• _TASK DESCRIPTION_
Look through the records below, count the lines with the word "counties", and reply with only the number.

• _DATASET EXCERPTS_

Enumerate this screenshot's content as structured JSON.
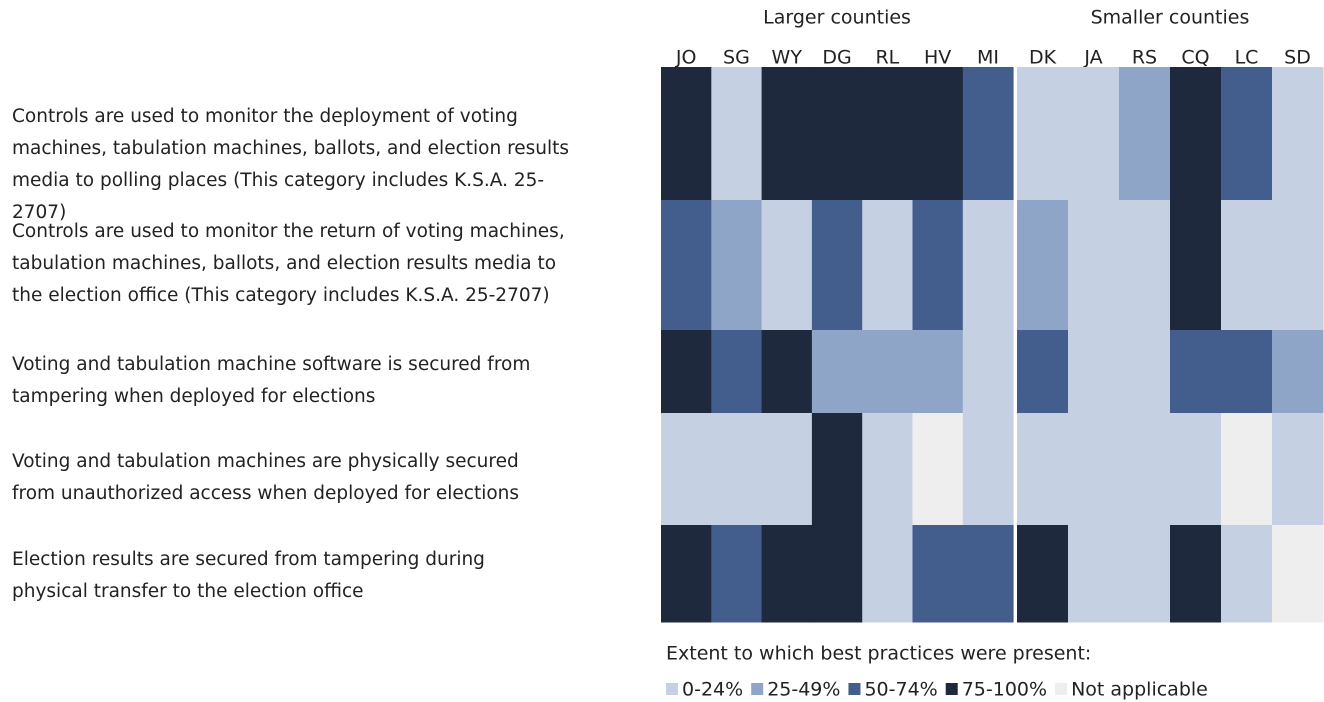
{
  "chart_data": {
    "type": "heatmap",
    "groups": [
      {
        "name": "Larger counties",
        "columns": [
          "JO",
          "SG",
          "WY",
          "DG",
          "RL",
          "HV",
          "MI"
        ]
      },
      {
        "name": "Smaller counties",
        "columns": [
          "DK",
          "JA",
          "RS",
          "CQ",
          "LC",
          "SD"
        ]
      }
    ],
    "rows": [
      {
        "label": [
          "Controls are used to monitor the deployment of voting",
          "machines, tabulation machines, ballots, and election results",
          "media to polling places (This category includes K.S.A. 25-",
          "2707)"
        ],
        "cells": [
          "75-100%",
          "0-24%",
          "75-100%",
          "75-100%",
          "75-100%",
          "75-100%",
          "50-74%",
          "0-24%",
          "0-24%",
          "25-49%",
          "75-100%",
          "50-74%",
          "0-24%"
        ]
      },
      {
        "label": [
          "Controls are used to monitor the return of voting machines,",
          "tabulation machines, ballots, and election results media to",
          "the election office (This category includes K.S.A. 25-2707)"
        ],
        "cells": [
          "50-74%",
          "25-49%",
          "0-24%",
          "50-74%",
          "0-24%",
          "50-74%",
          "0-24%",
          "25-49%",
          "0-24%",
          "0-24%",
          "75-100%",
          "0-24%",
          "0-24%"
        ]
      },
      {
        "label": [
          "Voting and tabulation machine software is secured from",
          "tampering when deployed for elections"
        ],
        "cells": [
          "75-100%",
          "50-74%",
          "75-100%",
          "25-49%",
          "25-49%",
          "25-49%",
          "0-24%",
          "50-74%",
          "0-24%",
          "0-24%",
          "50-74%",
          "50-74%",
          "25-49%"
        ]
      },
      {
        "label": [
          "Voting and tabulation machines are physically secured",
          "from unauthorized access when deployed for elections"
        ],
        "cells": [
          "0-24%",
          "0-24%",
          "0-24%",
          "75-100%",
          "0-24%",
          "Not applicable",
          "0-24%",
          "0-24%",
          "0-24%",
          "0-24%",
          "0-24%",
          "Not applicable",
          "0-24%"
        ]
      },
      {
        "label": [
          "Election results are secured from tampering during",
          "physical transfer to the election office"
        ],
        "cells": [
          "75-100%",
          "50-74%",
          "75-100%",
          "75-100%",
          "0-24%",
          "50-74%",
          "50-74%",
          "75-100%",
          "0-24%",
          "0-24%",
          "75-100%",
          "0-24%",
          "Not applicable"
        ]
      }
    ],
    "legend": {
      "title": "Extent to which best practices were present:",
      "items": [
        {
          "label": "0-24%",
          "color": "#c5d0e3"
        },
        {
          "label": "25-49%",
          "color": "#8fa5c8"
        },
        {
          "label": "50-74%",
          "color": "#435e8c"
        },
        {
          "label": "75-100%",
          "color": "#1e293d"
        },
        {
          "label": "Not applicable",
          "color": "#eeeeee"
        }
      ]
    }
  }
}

--

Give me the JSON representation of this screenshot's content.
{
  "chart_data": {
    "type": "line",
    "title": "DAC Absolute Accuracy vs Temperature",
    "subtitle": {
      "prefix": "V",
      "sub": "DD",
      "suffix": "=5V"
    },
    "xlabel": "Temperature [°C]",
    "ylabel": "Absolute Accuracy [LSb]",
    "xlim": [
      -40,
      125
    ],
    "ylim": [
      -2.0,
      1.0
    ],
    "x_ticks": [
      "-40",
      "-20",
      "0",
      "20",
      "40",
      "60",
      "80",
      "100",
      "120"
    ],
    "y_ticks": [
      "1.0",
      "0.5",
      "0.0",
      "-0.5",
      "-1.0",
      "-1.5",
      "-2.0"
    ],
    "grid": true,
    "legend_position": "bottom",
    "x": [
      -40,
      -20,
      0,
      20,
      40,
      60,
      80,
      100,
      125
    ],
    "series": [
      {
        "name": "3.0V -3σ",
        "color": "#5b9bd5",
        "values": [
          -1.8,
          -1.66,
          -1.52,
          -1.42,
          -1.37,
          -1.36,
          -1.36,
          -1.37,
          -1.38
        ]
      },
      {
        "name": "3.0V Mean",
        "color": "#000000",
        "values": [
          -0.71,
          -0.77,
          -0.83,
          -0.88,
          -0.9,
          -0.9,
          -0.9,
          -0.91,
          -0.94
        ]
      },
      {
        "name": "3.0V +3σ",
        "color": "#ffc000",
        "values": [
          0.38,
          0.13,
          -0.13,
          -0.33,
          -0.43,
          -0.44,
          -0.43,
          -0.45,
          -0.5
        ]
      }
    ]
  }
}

* * *

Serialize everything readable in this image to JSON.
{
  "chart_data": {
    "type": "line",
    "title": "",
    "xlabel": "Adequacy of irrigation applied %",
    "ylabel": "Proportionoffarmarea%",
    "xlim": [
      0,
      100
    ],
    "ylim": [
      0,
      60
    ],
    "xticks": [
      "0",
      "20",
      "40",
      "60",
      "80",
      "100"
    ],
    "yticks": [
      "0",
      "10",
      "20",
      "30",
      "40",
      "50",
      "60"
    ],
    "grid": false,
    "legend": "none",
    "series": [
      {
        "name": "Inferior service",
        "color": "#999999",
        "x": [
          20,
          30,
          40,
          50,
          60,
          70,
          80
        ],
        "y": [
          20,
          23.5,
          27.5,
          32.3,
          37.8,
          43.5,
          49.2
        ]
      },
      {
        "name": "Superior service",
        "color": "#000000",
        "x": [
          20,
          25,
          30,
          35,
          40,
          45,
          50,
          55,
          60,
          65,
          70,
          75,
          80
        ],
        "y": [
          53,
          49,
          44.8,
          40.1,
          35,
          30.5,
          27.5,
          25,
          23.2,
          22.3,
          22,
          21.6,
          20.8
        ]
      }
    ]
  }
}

• _RESULT_
2